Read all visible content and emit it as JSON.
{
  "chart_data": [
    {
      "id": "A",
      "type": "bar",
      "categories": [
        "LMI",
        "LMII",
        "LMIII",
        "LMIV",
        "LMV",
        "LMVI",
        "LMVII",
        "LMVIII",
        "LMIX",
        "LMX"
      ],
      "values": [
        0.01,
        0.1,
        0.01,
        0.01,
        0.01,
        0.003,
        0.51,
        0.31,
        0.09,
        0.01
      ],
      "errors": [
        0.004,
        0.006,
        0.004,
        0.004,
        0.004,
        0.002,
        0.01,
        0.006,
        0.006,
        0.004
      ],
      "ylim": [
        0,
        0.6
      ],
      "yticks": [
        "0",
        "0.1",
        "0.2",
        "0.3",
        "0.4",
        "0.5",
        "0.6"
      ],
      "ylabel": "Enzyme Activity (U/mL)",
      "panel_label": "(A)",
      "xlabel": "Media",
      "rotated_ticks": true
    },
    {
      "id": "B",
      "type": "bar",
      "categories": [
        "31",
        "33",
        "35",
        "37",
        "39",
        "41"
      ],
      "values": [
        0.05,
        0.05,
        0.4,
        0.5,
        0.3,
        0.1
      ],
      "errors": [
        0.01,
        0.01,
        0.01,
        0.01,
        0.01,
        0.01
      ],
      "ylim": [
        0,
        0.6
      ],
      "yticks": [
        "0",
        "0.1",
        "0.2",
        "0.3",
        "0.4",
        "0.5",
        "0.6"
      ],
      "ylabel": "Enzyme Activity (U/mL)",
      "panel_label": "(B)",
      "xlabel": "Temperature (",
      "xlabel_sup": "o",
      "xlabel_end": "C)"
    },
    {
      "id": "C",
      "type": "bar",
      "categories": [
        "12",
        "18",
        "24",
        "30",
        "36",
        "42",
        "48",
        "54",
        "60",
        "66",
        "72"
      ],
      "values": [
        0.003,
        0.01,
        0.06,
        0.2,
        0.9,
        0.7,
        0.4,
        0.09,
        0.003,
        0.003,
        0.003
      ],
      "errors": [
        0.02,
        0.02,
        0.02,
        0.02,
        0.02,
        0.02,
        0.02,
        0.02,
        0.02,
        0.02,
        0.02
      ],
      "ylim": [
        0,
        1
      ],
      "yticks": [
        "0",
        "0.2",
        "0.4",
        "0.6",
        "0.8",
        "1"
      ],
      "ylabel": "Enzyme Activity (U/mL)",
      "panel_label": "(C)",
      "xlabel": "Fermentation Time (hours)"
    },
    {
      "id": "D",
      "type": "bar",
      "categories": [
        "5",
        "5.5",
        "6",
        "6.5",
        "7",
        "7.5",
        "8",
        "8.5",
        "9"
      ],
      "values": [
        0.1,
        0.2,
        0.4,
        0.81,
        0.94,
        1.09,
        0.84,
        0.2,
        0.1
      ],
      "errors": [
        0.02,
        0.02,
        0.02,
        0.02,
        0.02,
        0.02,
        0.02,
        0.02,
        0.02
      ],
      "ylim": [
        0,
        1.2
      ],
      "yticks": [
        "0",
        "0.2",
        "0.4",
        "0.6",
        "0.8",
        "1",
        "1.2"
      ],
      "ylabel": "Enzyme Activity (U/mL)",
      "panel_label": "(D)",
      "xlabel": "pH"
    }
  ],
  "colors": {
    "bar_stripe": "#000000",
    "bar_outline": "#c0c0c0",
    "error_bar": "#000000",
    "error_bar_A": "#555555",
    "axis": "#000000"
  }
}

=-=-=-=-=

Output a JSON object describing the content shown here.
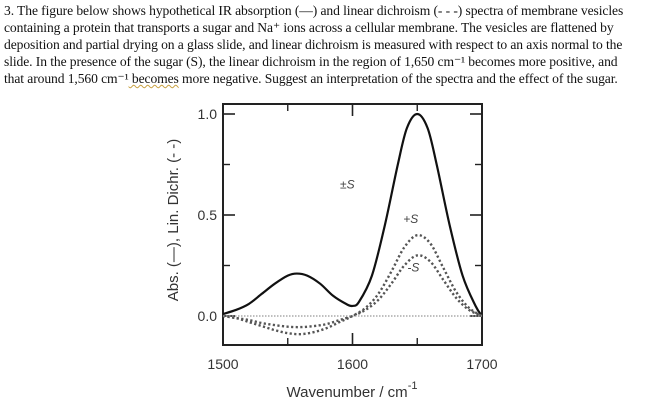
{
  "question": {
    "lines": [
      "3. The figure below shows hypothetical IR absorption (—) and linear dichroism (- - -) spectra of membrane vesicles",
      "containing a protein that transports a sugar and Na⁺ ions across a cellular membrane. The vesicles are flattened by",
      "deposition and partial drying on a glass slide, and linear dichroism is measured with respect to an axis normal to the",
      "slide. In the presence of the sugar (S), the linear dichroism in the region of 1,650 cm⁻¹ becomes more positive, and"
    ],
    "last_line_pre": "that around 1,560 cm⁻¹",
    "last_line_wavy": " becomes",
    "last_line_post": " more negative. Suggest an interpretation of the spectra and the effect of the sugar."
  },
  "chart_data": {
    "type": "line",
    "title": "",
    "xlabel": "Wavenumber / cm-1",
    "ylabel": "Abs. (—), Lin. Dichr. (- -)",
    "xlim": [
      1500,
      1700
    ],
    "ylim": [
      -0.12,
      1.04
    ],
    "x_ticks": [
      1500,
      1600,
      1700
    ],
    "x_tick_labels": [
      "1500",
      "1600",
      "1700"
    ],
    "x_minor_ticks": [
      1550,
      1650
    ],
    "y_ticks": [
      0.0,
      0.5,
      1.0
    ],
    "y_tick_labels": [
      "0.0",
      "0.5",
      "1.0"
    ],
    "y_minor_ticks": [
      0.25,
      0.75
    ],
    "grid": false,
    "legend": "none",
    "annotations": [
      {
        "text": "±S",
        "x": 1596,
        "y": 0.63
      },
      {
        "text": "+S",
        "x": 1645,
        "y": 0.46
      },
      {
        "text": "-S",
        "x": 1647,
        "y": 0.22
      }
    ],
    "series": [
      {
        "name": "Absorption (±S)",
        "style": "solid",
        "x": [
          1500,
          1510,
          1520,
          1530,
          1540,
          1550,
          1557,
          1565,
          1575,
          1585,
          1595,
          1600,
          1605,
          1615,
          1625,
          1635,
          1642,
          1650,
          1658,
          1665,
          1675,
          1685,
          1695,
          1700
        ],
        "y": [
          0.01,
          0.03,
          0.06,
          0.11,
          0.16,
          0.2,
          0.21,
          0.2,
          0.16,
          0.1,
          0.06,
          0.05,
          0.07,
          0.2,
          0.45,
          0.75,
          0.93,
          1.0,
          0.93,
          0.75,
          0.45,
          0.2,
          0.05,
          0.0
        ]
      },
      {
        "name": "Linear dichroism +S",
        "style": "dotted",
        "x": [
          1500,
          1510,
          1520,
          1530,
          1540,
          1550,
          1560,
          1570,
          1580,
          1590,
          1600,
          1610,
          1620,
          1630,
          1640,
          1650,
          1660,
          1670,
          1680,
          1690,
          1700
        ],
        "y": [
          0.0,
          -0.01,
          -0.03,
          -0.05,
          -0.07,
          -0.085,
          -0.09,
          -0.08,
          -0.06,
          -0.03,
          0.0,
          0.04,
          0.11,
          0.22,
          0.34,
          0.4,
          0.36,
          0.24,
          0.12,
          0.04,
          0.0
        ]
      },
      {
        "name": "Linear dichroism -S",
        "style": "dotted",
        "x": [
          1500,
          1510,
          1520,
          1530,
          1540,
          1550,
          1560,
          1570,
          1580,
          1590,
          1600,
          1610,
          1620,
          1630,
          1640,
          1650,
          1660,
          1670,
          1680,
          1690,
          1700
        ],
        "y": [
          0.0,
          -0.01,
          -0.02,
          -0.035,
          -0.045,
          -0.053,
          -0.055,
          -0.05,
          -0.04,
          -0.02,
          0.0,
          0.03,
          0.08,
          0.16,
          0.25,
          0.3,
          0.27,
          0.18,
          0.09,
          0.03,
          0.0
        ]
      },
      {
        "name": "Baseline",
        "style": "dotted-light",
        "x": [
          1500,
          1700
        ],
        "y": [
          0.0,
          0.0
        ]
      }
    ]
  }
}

=-=-=-=-=

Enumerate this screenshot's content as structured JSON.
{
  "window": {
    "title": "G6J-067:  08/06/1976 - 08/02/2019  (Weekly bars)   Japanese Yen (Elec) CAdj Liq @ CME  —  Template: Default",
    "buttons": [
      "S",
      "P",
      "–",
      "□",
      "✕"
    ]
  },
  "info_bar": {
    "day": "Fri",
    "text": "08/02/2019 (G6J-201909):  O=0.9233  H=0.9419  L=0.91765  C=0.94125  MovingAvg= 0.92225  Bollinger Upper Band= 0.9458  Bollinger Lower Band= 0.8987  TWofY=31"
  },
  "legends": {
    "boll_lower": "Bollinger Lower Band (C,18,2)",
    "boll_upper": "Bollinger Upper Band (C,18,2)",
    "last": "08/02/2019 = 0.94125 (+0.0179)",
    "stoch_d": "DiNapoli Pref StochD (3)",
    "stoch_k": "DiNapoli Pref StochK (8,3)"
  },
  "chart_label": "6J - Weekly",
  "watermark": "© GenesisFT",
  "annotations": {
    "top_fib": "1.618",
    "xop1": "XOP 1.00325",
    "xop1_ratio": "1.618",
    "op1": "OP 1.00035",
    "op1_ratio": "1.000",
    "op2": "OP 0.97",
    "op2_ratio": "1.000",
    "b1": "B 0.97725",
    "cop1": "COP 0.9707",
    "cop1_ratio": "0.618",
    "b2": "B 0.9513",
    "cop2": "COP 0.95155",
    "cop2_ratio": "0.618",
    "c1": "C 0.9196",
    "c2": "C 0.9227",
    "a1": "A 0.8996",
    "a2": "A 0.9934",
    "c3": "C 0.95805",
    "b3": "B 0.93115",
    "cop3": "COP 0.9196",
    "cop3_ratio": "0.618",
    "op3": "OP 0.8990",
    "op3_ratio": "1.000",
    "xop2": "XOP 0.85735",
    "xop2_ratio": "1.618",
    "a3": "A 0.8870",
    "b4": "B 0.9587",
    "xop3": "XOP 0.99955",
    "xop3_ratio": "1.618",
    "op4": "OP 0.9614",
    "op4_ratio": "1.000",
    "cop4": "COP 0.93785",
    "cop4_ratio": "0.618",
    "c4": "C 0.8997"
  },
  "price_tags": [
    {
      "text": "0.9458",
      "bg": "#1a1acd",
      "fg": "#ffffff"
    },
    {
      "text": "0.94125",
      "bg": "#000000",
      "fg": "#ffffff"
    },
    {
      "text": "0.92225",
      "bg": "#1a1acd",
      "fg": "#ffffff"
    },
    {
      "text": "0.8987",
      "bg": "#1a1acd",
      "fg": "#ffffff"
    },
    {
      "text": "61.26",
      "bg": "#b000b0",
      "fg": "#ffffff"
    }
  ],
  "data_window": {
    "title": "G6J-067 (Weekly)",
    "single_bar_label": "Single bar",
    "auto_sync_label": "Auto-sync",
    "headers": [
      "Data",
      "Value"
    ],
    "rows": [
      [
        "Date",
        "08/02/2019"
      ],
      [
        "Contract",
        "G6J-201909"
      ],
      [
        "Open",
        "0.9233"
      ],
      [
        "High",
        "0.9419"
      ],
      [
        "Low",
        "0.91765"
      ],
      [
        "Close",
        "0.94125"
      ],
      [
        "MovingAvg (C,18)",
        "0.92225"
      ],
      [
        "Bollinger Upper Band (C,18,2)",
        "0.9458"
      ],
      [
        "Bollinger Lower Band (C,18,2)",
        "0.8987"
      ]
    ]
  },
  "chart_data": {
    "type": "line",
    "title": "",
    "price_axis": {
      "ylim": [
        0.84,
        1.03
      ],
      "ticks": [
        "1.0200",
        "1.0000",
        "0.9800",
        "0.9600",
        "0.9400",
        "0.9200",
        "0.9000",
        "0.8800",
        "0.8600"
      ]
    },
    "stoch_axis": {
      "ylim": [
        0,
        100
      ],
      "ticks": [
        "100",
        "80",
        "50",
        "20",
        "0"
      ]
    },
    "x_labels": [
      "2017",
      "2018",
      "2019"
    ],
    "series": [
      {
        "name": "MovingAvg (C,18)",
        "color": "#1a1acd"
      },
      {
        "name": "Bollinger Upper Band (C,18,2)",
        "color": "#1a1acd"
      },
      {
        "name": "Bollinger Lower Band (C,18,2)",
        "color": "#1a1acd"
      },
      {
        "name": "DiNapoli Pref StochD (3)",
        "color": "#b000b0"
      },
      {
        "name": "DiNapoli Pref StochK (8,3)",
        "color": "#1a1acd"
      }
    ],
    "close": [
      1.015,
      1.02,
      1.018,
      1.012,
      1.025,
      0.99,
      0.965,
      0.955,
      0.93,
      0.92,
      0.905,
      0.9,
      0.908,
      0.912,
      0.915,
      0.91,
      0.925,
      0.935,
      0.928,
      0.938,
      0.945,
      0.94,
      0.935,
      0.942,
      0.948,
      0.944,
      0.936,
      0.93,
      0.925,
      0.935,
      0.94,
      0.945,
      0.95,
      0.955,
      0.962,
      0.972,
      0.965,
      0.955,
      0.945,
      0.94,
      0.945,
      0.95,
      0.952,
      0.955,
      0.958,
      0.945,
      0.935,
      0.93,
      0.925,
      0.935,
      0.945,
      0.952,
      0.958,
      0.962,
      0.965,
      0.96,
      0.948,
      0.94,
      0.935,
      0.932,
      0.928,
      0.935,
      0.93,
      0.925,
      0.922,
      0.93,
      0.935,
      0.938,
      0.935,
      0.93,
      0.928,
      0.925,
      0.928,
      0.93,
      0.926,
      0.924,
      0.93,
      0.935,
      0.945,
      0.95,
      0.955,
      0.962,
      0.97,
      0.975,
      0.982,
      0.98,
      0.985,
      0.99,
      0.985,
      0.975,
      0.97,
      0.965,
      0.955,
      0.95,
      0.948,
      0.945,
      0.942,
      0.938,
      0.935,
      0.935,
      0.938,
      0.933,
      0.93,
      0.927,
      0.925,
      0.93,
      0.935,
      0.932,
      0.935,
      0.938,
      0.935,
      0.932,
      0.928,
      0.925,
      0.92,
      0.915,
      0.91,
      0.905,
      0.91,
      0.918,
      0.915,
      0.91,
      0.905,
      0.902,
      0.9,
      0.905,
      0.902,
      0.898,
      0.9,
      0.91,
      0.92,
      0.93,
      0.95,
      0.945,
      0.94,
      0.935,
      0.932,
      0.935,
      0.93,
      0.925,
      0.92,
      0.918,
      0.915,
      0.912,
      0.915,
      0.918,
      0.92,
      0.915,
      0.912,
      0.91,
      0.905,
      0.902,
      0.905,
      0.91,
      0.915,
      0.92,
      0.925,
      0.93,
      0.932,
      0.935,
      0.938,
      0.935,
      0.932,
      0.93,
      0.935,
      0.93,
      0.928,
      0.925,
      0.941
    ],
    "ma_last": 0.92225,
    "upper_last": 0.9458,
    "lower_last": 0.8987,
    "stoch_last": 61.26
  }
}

=-=-=-=-=

**Activity**
Looking at each line of the material above, tally those that hold the string "sugar" and give only the total.

**Answer space**
3